╔══

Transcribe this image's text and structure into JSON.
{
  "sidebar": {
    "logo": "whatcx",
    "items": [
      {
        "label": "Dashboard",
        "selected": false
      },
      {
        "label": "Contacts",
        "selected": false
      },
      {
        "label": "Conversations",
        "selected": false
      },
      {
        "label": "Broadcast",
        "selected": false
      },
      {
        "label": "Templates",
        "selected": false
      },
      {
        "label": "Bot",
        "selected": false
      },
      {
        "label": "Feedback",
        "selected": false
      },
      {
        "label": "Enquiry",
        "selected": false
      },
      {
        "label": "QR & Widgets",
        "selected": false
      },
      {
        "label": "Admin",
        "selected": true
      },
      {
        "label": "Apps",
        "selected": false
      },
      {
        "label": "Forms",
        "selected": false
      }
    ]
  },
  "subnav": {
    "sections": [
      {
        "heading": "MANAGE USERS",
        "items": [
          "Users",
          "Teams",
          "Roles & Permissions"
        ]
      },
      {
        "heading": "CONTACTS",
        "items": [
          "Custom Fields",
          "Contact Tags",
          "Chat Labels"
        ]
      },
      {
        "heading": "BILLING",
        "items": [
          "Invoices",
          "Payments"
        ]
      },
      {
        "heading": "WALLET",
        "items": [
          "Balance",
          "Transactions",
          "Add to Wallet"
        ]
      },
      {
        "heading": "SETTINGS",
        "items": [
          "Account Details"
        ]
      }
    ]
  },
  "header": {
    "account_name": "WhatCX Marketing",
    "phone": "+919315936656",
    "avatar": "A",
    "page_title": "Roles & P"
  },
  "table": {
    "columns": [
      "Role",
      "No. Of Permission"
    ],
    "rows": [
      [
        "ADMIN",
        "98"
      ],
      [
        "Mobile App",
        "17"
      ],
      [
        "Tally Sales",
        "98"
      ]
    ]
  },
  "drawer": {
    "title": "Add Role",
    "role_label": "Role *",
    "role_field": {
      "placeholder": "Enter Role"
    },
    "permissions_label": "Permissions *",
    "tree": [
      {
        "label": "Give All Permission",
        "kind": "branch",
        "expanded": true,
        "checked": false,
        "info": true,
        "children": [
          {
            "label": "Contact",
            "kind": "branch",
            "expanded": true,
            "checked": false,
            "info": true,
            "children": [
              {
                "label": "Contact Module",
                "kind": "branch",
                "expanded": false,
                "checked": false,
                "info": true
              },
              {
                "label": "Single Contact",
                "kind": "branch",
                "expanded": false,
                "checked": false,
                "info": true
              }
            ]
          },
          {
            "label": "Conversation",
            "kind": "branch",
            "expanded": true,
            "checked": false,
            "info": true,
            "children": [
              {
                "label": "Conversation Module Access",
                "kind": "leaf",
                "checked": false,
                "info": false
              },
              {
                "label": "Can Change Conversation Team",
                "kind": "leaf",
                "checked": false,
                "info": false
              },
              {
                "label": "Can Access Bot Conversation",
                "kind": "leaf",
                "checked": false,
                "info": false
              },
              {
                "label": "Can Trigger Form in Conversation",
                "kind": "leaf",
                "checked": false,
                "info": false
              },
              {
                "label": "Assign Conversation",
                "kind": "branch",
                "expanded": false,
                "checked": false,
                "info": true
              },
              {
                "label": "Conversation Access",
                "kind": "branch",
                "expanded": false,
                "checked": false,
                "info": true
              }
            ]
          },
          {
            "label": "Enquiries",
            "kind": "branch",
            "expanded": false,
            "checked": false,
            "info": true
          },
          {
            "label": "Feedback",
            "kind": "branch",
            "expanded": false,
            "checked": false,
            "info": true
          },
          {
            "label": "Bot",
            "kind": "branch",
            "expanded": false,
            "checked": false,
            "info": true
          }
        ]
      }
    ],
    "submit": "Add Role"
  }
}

╚══

Copy all the records above exactly, missing none.

Transcribe this image's text and structure into JSON.
{
  "sidebar": {
    "logo": "whatcx",
    "items": [
      {
        "label": "Dashboard",
        "selected": false
      },
      {
        "label": "Contacts",
        "selected": false
      },
      {
        "label": "Conversations",
        "selected": false
      },
      {
        "label": "Broadcast",
        "selected": false
      },
      {
        "label": "Templates",
        "selected": false
      },
      {
        "label": "Bot",
        "selected": false
      },
      {
        "label": "Feedback",
        "selected": false
      },
      {
        "label": "Enquiry",
        "selected": false
      },
      {
        "label": "QR & Widgets",
        "selected": false
      },
      {
        "label": "Admin",
        "selected": true
      },
      {
        "label": "Apps",
        "selected": false
      },
      {
        "label": "Forms",
        "selected": false
      }
    ]
  },
  "subnav": {
    "sections": [
      {
        "heading": "MANAGE USERS",
        "items": [
          "Users",
          "Teams",
          "Roles & Permissions"
        ]
      },
      {
        "heading": "CONTACTS",
        "items": [
          "Custom Fields",
          "Contact Tags",
          "Chat Labels"
        ]
      },
      {
        "heading": "BILLING",
        "items": [
          "Invoices",
          "Payments"
        ]
      },
      {
        "heading": "WALLET",
        "items": [
          "Balance",
          "Transactions",
          "Add to Wallet"
        ]
      },
      {
        "heading": "SETTINGS",
        "items": [
          "Account Details"
        ]
      }
    ]
  },
  "header": {
    "account_name": "WhatCX Marketing",
    "phone": "+919315936656",
    "avatar": "A",
    "page_title": "Roles & P"
  },
  "table": {
    "columns": [
      "Role",
      "No. Of Permission"
    ],
    "rows": [
      [
        "ADMIN",
        "98"
      ],
      [
        "Mobile App",
        "17"
      ],
      [
        "Tally Sales",
        "98"
      ]
    ]
  },
  "drawer": {
    "title": "Add Role",
    "role_label": "Role *",
    "role_field": {
      "placeholder": "Enter Role"
    },
    "permissions_label": "Permissions *",
    "tree": [
      {
        "label": "Give All Permission",
        "kind": "branch",
        "expanded": true,
        "checked": false,
        "info": true,
        "children": [
          {
            "label": "Contact",
            "kind": "branch",
            "expanded": true,
            "checked": false,
            "info": true,
            "children": [
              {
                "label": "Contact Module",
                "kind": "branch",
                "expanded": false,
                "checked": false,
                "info": true
              },
              {
                "label": "Single Contact",
                "kind": "branch",
                "expanded": false,
                "checked": false,
                "info": true
              }
            ]
          },
          {
            "label": "Conversation",
            "kind": "branch",
            "expanded": true,
            "checked": false,
            "info": true,
            "children": [
              {
                "label": "Conversation Module Access",
                "kind": "leaf",
                "checked": false,
                "info": false
              },
              {
                "label": "Can Change Conversation Team",
                "kind": "leaf",
                "checked": false,
                "info": false
              },
              {
                "label": "Can Access Bot Conversation",
                "kind": "leaf",
                "checked": false,
                "info": false
              },
              {
                "label": "Can Trigger Form in Conversation",
                "kind": "leaf",
                "checked": false,
                "info": false
              },
              {
                "label": "Assign Conversation",
                "kind": "branch",
                "expanded": false,
                "checked": false,
                "info": true
              },
              {
                "label": "Conversation Access",
                "kind": "branch",
                "expanded": false,
                "checked": false,
                "info": true
              }
            ]
          },
          {
            "label": "Enquiries",
            "kind": "branch",
            "expanded": false,
            "checked": false,
            "info": true
          },
          {
            "label": "Feedback",
            "kind": "branch",
            "expanded": false,
            "checked": false,
            "info": true
          },
          {
            "label": "Bot",
            "kind": "branch",
            "expanded": false,
            "checked": false,
            "info": true
          }
        ]
      }
    ],
    "submit": "Add Role"
  }
}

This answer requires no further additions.